[Start]

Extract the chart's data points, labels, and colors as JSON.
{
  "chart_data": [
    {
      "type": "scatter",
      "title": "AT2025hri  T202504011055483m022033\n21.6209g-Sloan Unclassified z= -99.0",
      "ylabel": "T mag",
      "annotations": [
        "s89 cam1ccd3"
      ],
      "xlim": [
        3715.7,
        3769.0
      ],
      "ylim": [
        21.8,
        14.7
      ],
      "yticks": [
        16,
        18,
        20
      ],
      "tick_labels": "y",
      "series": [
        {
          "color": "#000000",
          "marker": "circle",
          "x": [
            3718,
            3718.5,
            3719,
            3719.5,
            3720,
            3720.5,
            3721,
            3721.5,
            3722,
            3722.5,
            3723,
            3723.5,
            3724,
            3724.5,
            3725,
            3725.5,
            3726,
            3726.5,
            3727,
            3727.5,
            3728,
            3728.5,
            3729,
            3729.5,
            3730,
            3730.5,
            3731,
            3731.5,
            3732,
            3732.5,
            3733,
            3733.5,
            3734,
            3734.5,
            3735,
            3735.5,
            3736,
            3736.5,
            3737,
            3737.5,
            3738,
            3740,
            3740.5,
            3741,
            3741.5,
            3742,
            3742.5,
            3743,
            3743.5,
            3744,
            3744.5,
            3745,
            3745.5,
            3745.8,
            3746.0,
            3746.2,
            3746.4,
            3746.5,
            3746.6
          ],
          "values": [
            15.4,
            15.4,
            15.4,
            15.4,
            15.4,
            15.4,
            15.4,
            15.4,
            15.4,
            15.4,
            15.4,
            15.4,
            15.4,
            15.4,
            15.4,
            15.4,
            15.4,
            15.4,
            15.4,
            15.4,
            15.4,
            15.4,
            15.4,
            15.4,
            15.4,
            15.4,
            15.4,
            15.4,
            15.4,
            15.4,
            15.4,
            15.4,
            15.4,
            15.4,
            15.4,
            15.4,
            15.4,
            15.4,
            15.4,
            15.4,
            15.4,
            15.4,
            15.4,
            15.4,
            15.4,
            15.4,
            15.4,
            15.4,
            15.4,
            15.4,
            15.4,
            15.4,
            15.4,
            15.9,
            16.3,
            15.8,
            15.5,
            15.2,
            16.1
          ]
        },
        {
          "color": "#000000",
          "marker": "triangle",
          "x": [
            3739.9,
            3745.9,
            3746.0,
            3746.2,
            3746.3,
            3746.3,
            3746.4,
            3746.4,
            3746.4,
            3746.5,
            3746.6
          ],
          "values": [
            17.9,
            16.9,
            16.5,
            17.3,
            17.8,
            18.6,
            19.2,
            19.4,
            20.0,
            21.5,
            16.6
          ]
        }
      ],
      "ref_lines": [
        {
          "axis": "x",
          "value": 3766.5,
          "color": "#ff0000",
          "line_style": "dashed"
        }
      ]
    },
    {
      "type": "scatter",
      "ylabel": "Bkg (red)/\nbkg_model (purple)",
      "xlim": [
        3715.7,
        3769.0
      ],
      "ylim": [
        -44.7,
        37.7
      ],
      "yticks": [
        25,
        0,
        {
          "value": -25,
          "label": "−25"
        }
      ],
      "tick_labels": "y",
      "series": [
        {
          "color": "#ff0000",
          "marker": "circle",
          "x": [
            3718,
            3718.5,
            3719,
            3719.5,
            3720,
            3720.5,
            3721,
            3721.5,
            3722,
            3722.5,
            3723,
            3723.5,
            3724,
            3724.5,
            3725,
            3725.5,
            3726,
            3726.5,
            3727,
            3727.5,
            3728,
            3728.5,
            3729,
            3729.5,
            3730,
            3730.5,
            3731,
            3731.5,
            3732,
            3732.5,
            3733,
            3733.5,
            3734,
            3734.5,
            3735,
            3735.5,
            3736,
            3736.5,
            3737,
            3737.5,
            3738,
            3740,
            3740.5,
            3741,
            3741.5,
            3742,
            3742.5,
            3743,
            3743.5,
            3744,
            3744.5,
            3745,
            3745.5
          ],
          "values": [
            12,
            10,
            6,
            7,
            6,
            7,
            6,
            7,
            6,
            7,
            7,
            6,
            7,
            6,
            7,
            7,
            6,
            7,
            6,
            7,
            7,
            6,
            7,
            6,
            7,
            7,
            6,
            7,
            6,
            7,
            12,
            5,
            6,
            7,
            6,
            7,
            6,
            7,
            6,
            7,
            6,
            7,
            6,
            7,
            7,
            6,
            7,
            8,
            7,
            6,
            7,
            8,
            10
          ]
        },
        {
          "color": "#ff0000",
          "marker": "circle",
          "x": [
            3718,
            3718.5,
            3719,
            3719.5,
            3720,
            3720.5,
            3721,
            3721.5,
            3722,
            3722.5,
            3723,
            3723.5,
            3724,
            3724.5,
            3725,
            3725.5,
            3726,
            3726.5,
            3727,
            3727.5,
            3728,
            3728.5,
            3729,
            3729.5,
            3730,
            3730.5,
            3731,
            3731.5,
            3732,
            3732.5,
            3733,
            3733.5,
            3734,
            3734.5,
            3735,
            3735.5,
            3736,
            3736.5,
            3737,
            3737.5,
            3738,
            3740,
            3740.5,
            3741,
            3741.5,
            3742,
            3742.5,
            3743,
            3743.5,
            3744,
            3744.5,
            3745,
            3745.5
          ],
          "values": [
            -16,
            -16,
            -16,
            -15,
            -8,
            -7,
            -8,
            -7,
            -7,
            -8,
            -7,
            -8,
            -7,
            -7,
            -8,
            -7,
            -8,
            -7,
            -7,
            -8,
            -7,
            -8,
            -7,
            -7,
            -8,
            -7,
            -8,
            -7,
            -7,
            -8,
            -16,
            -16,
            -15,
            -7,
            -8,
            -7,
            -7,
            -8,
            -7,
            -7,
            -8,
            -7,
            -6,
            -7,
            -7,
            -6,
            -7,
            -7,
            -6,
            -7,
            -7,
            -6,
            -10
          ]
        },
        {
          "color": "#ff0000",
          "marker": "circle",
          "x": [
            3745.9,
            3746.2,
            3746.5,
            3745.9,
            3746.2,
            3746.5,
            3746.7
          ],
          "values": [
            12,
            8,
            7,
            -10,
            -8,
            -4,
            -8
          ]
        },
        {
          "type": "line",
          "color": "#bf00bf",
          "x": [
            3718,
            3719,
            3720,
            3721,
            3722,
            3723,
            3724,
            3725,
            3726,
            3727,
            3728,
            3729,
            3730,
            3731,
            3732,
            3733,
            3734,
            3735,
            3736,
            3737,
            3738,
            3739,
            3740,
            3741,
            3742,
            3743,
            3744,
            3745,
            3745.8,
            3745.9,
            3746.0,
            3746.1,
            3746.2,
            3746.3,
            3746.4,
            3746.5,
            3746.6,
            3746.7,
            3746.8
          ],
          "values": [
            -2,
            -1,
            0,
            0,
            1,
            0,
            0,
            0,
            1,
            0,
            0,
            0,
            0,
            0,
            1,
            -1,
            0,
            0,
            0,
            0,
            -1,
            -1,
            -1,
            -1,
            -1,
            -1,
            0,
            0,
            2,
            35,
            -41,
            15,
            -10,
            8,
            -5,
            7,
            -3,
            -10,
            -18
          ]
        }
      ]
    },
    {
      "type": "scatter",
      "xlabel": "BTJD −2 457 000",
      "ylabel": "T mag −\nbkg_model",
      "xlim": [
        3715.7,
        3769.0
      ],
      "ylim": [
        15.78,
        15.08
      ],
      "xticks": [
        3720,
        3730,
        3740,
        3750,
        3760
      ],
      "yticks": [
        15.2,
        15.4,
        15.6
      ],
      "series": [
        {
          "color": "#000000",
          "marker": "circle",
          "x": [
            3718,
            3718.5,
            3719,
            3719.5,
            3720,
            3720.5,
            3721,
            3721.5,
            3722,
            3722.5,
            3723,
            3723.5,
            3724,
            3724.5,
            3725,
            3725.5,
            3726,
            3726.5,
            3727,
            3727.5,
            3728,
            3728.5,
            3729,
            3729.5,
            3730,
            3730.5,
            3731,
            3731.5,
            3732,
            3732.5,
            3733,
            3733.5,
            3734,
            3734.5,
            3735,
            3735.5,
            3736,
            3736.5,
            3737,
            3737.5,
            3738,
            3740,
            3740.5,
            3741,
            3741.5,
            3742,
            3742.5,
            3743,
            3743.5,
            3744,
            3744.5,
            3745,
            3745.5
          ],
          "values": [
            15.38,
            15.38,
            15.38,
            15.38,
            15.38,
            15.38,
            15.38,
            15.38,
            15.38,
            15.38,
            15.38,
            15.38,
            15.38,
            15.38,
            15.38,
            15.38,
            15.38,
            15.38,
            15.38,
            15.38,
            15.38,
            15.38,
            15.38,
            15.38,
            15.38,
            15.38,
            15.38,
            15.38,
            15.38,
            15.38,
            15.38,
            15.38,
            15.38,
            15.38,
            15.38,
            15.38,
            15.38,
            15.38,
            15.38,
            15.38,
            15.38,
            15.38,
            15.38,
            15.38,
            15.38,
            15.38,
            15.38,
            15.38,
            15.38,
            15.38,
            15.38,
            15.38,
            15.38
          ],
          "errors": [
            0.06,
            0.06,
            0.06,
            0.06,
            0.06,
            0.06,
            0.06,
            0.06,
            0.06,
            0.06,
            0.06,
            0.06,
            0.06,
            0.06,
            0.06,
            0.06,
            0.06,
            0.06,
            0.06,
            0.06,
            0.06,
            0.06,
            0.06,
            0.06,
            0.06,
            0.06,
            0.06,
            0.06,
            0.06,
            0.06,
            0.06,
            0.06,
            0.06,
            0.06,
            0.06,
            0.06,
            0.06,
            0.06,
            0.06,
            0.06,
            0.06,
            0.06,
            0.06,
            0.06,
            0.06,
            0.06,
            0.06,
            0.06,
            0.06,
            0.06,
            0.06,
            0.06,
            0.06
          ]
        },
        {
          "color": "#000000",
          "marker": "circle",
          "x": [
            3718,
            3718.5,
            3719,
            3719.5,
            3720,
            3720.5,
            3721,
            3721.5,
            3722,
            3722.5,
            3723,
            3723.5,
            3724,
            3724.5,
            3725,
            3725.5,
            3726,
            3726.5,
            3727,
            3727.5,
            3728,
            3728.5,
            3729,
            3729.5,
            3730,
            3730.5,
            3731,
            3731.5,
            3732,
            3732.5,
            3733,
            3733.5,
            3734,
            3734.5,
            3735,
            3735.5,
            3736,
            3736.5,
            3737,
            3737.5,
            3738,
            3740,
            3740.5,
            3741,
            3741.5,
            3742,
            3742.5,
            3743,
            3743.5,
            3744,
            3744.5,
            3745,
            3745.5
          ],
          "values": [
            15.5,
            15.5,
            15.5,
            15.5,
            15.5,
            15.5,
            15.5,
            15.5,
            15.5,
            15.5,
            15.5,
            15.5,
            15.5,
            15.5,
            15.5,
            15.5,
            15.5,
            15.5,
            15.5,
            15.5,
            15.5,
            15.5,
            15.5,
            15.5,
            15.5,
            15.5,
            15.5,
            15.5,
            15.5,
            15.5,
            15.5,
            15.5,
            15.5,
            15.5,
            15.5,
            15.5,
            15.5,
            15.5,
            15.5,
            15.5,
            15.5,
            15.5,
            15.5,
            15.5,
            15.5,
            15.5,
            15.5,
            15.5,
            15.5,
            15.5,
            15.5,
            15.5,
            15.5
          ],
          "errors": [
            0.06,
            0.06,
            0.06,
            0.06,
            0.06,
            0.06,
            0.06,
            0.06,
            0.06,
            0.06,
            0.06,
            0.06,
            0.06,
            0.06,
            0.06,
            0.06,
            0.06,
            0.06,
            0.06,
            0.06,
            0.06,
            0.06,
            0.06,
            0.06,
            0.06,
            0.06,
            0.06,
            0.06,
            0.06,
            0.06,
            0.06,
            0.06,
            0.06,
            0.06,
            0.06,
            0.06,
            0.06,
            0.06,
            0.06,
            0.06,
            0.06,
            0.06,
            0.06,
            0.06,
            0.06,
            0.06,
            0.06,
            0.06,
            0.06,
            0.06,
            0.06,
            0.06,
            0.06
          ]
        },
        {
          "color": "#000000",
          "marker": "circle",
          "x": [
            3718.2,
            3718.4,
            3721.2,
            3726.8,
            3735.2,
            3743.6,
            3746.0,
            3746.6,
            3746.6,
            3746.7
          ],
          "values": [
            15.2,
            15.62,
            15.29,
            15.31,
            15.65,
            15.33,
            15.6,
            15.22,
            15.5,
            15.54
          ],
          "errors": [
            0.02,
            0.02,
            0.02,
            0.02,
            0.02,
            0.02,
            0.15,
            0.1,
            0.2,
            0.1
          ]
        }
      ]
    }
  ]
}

[End]

WORK REQUIRED
Give the count of lines in the listing above that include "ylabel", with no other words.

RESULT
3